# [THE DATA]
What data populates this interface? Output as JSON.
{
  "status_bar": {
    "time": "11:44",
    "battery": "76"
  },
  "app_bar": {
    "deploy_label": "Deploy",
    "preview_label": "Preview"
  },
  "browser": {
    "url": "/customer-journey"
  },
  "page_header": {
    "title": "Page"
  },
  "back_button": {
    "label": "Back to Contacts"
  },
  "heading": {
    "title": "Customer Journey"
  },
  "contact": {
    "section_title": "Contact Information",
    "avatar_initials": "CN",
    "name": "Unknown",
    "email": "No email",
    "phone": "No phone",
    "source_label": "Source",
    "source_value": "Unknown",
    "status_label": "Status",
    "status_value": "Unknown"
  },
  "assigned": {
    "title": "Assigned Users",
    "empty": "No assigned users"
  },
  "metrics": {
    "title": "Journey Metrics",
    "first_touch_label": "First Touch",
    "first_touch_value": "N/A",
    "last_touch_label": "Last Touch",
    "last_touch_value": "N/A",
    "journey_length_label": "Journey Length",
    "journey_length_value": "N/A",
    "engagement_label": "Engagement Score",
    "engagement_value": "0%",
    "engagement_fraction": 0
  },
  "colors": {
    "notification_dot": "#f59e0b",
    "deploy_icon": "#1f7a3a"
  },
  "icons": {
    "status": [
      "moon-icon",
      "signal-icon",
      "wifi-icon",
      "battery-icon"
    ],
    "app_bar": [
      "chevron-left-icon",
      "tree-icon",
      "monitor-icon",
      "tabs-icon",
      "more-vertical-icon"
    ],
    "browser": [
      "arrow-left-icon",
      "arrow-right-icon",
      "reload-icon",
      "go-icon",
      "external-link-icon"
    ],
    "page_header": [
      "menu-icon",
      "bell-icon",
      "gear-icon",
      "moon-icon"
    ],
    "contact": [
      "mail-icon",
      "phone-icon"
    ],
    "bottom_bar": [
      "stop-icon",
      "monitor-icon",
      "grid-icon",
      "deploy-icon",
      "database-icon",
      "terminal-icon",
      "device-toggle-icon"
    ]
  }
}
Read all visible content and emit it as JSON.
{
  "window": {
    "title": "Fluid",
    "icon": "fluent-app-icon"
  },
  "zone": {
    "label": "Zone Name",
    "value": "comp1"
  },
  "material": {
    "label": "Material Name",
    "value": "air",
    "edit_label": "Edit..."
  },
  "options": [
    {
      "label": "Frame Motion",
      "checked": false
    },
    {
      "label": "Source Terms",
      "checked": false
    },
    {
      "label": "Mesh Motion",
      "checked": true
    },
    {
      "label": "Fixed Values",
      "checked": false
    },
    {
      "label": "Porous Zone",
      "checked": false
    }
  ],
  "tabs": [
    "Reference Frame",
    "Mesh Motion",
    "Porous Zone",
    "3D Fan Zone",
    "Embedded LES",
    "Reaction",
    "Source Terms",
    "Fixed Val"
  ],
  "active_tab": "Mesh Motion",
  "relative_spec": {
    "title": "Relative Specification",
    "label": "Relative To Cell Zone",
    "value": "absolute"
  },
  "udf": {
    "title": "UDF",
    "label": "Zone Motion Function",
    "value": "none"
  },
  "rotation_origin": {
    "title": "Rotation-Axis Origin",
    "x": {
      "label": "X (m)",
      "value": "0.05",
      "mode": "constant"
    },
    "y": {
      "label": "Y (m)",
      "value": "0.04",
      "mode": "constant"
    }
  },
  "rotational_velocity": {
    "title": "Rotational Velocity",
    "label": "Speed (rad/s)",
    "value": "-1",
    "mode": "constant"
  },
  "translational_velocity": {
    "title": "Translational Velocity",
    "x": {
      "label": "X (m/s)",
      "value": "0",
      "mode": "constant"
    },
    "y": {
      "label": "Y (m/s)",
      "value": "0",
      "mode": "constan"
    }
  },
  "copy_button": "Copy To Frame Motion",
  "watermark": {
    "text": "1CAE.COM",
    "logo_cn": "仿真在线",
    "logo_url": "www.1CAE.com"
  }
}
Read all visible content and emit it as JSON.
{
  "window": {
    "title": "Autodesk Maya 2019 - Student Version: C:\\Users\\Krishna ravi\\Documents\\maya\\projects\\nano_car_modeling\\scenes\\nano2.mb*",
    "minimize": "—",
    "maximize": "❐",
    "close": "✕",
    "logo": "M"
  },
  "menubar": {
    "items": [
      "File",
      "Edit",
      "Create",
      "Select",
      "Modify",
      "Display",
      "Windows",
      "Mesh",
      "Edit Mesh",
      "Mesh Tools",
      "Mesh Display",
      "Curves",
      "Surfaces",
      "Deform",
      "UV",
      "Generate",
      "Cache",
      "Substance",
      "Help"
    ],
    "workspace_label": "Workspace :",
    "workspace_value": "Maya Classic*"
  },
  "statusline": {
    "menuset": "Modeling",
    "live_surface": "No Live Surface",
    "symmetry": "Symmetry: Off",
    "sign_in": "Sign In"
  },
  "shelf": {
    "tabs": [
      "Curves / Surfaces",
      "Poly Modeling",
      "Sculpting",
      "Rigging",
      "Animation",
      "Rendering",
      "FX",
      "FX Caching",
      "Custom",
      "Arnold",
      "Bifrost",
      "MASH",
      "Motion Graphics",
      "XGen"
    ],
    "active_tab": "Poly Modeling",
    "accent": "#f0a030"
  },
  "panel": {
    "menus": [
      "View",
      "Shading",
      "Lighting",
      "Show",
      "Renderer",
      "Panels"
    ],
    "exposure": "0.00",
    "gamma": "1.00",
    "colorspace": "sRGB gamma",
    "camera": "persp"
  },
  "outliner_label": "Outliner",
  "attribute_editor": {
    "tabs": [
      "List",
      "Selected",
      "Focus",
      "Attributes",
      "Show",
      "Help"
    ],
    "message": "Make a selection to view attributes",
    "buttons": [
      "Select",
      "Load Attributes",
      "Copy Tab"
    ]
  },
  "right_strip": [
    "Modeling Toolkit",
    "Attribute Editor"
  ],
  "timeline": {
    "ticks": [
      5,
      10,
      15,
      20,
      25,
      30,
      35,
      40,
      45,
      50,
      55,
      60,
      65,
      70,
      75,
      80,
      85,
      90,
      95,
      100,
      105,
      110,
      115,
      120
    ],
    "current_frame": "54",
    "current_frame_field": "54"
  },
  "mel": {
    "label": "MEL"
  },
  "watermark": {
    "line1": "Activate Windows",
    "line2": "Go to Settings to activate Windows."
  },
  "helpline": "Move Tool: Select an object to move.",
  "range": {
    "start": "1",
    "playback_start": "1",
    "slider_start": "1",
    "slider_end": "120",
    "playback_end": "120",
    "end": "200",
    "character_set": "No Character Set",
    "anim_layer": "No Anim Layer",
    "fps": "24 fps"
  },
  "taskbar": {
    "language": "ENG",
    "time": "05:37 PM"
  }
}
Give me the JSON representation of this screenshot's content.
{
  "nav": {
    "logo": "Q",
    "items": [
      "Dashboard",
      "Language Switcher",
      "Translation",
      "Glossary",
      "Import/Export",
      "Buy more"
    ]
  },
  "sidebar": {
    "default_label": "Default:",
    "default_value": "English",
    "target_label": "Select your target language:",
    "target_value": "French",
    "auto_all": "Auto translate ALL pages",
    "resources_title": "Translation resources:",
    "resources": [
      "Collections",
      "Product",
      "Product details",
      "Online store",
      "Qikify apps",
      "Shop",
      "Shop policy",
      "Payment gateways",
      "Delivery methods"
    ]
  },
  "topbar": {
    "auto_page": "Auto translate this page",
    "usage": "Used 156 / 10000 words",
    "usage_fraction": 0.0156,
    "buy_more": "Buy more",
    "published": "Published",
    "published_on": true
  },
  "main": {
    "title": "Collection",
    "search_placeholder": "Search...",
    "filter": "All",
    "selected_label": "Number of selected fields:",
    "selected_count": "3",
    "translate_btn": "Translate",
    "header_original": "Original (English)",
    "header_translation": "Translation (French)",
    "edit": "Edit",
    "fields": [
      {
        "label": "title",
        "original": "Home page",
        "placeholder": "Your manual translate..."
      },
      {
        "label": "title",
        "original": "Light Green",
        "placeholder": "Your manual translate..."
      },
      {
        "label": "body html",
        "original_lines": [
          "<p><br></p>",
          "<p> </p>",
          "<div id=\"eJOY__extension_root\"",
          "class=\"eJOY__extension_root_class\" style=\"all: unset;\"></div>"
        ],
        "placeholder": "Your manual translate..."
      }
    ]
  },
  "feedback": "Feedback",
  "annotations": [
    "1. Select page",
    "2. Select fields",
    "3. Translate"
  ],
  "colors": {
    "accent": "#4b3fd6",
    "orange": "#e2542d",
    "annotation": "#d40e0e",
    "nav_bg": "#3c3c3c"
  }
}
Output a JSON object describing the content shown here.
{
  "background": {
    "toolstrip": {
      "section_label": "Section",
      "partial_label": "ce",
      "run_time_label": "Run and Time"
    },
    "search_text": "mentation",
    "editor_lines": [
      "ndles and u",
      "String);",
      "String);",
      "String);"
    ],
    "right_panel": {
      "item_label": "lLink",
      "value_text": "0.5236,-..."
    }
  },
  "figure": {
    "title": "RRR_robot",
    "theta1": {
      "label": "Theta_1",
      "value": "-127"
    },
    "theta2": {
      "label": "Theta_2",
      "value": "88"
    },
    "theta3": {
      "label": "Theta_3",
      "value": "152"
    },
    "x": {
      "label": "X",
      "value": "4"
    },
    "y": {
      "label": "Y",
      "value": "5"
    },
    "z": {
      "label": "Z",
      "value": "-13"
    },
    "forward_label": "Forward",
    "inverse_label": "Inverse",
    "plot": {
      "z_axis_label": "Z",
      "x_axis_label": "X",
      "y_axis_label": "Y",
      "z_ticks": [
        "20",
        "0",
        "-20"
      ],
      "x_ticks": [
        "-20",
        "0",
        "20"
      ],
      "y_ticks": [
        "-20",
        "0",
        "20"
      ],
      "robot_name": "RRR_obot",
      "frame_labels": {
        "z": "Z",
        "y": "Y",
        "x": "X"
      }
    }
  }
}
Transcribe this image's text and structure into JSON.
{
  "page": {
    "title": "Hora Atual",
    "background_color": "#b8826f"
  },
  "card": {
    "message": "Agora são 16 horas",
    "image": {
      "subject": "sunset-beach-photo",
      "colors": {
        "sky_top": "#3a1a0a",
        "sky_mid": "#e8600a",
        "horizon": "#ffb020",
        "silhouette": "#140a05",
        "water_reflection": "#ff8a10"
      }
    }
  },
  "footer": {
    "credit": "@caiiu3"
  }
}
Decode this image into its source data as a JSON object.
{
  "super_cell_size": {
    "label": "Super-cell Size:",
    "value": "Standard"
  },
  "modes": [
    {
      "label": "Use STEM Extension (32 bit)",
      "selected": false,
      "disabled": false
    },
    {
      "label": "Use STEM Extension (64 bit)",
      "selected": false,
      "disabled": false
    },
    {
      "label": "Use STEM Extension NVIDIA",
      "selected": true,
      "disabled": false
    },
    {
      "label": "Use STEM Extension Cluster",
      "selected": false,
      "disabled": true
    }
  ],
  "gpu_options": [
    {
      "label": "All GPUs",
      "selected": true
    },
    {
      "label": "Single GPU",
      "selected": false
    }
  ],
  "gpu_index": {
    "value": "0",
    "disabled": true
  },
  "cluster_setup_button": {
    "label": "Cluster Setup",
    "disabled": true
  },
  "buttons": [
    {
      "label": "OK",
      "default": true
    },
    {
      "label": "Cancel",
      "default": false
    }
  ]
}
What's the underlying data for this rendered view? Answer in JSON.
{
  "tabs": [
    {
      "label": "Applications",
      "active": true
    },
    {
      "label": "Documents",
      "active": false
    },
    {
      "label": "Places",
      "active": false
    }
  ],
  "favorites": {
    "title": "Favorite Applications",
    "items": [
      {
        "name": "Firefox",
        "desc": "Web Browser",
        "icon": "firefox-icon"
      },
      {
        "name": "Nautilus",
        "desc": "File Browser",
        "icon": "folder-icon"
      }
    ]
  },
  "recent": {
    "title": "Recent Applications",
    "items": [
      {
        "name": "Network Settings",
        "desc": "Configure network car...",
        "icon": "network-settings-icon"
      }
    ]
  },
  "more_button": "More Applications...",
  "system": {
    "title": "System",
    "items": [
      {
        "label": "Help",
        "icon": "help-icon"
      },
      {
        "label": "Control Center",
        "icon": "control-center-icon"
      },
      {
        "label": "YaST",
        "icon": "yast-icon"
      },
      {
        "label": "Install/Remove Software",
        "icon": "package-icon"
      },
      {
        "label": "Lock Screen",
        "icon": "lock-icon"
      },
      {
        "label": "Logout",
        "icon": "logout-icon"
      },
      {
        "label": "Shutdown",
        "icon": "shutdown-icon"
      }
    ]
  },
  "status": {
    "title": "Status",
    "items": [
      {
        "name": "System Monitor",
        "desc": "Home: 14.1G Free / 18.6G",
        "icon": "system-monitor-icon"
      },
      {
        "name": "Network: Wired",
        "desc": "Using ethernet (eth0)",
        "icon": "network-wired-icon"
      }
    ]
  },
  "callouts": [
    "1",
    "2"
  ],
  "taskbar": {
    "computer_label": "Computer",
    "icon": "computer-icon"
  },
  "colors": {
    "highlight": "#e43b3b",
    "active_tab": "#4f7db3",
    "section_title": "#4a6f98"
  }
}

# [AIM]
Show every line where the string "Applications" appears.

# [TASK OUTPUT]
      "label": "Applications",
    "title": "Favorite Applications",
    "title": "Recent Applications",
  "more_button": "More Applications...",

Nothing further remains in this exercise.